• [Task directions]: Find the lines holding the string "bistånd" in the data, then copy all of them.

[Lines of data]
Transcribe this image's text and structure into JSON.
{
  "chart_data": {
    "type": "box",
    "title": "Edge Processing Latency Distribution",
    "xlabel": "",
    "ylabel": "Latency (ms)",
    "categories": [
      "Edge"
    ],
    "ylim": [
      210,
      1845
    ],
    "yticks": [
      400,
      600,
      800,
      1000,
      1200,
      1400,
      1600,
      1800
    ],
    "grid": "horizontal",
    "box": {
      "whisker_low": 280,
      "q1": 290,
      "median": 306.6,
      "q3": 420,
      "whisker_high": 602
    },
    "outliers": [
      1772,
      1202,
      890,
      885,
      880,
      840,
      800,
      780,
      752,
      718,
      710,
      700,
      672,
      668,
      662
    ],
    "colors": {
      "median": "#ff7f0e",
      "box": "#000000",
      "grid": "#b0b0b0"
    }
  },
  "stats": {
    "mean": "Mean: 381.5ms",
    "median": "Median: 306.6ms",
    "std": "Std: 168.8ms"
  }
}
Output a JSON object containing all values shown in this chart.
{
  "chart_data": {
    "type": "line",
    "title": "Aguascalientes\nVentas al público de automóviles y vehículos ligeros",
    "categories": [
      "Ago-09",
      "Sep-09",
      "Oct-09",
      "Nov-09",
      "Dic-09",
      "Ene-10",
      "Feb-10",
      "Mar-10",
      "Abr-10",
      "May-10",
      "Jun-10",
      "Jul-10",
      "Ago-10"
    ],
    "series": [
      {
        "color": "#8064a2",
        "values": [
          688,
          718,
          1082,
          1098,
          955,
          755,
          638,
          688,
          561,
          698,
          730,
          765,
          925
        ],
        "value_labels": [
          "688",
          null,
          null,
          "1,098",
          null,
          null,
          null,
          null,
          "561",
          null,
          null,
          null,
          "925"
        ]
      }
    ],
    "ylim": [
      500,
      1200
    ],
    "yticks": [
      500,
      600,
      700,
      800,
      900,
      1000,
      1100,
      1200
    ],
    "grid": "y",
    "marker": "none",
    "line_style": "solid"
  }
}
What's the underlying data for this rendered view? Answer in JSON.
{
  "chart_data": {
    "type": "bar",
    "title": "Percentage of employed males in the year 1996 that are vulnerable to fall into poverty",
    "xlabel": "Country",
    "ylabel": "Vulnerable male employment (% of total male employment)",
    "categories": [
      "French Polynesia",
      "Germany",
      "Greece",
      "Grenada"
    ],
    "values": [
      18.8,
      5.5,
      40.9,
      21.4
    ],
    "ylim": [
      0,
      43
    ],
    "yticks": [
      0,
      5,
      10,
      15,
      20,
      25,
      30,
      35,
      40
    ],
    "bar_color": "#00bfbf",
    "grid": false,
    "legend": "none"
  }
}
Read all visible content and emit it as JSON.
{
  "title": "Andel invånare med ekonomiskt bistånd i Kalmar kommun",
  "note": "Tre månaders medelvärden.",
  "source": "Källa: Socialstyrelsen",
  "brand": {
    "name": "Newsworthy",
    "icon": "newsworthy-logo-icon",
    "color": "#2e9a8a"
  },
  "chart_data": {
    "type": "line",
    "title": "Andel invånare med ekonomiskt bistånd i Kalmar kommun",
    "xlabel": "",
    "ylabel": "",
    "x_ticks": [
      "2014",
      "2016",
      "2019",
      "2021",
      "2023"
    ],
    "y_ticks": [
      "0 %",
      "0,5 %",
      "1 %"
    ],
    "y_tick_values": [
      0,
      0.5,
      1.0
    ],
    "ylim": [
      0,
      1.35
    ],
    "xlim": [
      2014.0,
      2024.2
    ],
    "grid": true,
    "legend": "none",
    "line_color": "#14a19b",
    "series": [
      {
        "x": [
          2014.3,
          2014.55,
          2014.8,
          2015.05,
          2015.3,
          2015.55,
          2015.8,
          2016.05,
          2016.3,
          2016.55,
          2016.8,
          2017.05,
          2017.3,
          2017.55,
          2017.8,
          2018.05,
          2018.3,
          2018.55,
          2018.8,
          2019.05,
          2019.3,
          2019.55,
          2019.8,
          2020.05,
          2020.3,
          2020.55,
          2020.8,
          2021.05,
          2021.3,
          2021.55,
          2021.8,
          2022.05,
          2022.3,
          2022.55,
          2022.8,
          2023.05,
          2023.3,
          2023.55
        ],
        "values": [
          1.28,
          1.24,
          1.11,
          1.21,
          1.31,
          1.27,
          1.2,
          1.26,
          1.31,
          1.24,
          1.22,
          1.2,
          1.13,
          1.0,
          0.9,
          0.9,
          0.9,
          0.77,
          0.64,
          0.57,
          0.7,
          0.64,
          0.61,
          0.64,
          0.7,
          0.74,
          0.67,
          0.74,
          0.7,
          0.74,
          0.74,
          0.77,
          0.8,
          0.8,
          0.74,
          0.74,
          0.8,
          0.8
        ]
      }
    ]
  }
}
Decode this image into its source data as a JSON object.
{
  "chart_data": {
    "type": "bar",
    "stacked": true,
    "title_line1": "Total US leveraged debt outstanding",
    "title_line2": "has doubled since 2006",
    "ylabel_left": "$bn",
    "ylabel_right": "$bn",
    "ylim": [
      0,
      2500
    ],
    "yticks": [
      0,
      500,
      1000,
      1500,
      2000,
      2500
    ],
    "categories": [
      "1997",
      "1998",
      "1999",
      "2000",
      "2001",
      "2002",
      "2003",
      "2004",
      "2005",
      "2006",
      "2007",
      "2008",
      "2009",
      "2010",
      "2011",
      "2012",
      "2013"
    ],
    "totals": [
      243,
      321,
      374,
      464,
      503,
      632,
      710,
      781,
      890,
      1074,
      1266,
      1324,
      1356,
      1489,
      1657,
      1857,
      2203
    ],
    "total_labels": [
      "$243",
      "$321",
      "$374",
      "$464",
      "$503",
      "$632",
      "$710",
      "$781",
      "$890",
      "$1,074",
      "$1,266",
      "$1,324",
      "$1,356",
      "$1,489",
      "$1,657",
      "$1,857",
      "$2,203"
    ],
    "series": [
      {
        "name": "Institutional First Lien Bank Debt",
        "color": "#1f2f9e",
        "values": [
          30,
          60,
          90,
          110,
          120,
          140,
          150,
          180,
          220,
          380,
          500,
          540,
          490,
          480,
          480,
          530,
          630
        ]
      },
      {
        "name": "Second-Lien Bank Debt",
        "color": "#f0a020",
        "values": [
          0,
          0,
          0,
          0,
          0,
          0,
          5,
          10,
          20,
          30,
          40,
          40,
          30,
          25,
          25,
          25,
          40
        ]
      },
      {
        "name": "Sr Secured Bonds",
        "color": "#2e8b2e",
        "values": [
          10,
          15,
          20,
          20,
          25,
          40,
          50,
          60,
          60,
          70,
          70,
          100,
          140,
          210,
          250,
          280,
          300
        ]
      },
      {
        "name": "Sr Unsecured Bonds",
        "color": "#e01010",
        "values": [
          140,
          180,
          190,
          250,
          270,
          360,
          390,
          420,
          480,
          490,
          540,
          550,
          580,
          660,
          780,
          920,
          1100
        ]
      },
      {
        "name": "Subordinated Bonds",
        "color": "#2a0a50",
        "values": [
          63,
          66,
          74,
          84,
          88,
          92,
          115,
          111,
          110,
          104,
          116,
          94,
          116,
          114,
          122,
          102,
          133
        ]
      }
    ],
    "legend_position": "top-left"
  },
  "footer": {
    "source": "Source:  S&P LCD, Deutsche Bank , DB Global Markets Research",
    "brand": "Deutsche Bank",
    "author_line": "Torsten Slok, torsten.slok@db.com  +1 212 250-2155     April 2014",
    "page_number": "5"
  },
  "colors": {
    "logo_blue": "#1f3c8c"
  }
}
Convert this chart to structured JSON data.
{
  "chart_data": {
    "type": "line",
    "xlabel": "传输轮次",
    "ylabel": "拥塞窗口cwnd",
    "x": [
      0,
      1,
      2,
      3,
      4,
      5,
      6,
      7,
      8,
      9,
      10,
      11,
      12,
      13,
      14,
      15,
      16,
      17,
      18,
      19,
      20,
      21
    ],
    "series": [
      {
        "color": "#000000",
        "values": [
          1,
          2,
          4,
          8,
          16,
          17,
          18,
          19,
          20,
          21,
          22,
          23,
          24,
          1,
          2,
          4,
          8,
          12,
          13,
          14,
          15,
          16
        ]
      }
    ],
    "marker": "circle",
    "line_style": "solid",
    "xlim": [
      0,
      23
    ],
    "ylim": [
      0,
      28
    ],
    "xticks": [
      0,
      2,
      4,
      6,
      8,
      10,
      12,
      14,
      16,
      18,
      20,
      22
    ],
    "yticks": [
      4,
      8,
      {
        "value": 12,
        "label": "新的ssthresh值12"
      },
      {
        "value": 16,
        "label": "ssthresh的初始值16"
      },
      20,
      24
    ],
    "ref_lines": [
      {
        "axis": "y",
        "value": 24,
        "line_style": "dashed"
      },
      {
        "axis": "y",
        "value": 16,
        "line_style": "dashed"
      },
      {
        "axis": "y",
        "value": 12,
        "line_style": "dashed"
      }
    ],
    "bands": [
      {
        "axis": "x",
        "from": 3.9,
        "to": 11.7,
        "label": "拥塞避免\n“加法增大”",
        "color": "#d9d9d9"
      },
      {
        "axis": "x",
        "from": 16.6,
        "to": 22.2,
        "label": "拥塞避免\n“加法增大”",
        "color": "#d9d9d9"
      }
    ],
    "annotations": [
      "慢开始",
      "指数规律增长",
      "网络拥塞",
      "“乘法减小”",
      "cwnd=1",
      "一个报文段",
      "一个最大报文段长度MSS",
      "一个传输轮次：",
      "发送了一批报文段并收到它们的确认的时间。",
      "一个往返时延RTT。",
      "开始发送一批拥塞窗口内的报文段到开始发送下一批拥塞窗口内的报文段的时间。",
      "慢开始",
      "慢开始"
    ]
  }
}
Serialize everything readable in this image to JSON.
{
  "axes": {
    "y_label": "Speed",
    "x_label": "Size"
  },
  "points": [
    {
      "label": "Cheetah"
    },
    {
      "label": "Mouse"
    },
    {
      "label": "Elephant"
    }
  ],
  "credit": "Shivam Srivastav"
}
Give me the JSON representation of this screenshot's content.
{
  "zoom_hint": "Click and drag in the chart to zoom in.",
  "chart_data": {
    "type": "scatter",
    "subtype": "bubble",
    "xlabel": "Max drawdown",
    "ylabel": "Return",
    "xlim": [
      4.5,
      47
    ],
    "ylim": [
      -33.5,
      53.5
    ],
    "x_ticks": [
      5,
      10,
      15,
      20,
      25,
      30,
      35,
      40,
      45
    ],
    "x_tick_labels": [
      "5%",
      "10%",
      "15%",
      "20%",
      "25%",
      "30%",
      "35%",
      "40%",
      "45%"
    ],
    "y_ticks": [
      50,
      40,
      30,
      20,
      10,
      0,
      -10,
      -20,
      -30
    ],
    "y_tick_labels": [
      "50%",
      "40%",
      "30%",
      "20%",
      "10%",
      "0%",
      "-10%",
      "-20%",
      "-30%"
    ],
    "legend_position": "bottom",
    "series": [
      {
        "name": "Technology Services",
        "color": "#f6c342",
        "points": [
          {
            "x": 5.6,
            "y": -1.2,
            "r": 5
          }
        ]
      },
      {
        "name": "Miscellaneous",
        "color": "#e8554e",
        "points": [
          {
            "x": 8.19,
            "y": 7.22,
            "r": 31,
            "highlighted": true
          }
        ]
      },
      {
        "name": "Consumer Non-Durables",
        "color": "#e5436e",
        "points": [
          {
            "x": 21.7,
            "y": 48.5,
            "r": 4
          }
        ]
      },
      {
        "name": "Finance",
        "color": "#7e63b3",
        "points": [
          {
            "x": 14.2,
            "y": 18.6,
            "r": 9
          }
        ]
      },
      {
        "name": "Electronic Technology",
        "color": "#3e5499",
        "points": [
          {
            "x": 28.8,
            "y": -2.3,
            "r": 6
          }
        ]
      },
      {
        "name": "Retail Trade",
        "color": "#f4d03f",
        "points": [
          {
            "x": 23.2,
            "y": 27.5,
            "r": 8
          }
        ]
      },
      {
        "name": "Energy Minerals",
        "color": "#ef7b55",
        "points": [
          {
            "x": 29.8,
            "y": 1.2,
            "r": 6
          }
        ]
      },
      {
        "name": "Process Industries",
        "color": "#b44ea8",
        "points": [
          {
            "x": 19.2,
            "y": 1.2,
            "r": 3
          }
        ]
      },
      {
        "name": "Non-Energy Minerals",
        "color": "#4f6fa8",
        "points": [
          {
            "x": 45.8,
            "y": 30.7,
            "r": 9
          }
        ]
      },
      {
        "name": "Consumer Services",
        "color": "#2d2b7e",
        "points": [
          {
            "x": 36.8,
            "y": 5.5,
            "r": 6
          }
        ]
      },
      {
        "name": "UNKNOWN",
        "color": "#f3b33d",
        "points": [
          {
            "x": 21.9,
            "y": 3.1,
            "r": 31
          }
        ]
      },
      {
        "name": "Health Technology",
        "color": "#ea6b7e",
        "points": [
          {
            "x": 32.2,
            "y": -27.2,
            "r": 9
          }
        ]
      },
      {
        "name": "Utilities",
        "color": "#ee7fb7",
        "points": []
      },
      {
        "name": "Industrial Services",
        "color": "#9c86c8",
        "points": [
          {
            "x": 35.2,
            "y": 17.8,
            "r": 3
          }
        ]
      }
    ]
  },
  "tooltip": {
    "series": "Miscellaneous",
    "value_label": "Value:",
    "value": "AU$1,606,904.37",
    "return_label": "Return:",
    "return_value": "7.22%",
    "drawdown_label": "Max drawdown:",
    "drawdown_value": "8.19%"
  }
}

• [Complete answer]:
  "title": "Andel invånare med ekonomiskt bistånd i Kalmar kommun",
    "title": "Andel invånare med ekonomiskt bistånd i Kalmar kommun",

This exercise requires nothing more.